=== Material ===
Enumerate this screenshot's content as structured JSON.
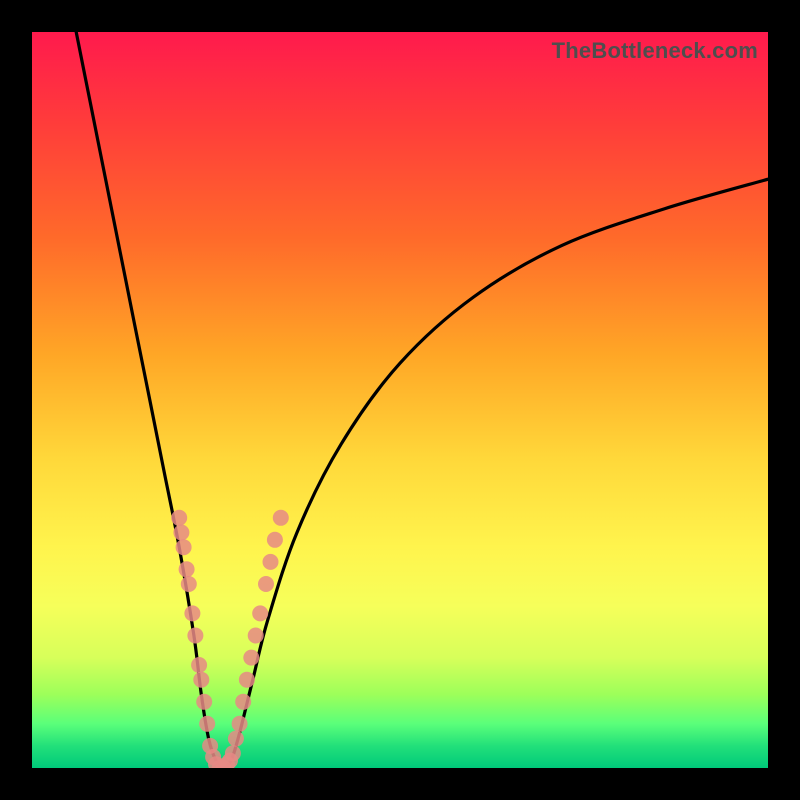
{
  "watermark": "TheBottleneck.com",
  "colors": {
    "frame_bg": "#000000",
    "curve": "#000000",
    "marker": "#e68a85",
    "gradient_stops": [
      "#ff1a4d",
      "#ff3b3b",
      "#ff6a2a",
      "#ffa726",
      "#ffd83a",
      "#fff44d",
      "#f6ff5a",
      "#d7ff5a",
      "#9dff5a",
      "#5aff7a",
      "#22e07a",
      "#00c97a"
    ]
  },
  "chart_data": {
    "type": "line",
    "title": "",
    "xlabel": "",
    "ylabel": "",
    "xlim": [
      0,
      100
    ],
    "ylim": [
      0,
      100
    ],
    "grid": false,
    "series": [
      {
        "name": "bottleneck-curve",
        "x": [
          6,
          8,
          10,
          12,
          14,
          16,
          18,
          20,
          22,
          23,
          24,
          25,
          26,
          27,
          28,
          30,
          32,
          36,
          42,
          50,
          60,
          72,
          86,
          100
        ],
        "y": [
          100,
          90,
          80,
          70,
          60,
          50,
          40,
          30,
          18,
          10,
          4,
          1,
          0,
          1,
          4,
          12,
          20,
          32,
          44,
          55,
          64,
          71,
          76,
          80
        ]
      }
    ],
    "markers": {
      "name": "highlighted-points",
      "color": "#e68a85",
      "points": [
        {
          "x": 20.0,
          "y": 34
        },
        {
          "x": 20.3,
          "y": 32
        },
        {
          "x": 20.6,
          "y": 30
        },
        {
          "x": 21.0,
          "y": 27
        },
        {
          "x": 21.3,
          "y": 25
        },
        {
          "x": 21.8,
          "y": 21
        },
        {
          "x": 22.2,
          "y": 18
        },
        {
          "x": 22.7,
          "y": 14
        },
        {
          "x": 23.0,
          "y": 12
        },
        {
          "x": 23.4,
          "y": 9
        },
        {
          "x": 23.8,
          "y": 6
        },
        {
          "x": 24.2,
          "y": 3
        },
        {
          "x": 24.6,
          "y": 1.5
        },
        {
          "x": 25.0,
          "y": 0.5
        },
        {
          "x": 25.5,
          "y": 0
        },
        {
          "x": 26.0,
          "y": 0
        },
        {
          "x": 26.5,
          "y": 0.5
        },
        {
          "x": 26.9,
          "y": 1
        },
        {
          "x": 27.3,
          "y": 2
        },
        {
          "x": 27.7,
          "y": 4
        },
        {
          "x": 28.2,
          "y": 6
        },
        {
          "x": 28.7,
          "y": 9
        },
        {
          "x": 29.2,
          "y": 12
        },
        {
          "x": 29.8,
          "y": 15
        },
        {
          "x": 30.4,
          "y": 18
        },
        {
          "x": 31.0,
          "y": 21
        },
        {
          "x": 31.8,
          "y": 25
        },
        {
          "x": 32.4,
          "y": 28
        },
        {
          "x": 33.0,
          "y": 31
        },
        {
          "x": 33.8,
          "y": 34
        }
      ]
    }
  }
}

---

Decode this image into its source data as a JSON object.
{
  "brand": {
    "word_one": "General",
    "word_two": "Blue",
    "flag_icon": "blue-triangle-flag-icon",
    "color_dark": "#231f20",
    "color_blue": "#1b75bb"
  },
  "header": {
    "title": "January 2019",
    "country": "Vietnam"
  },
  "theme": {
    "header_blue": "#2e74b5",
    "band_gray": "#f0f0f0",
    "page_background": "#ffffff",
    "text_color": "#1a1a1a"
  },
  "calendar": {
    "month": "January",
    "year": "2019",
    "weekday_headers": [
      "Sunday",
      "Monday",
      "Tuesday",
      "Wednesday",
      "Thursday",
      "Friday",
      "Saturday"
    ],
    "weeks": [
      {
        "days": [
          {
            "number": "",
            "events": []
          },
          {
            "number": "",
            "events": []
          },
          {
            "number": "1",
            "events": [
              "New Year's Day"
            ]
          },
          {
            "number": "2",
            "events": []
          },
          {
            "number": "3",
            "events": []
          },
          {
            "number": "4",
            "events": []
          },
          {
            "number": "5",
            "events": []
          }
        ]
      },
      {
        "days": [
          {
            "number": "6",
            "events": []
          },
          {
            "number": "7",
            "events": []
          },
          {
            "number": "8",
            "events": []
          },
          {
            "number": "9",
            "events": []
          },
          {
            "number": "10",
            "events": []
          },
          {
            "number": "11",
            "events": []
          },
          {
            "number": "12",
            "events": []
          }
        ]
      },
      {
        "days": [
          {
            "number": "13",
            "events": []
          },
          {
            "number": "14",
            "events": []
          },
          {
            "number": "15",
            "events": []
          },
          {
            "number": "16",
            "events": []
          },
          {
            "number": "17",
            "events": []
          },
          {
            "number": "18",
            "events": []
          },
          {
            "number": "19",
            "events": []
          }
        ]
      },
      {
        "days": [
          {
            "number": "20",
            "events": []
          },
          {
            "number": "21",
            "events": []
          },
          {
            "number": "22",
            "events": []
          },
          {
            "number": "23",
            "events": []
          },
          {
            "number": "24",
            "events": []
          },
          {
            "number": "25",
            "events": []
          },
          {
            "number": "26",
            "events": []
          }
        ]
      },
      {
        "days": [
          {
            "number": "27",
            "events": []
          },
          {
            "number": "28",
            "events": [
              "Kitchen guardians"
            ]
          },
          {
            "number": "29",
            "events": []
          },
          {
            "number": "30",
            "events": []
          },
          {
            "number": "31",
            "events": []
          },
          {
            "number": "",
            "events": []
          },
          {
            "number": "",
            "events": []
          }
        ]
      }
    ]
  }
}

=== Challenge ===
State the count of lines holding the string "curve" in the listing above, and nothing else.

=== Result of the task ===
2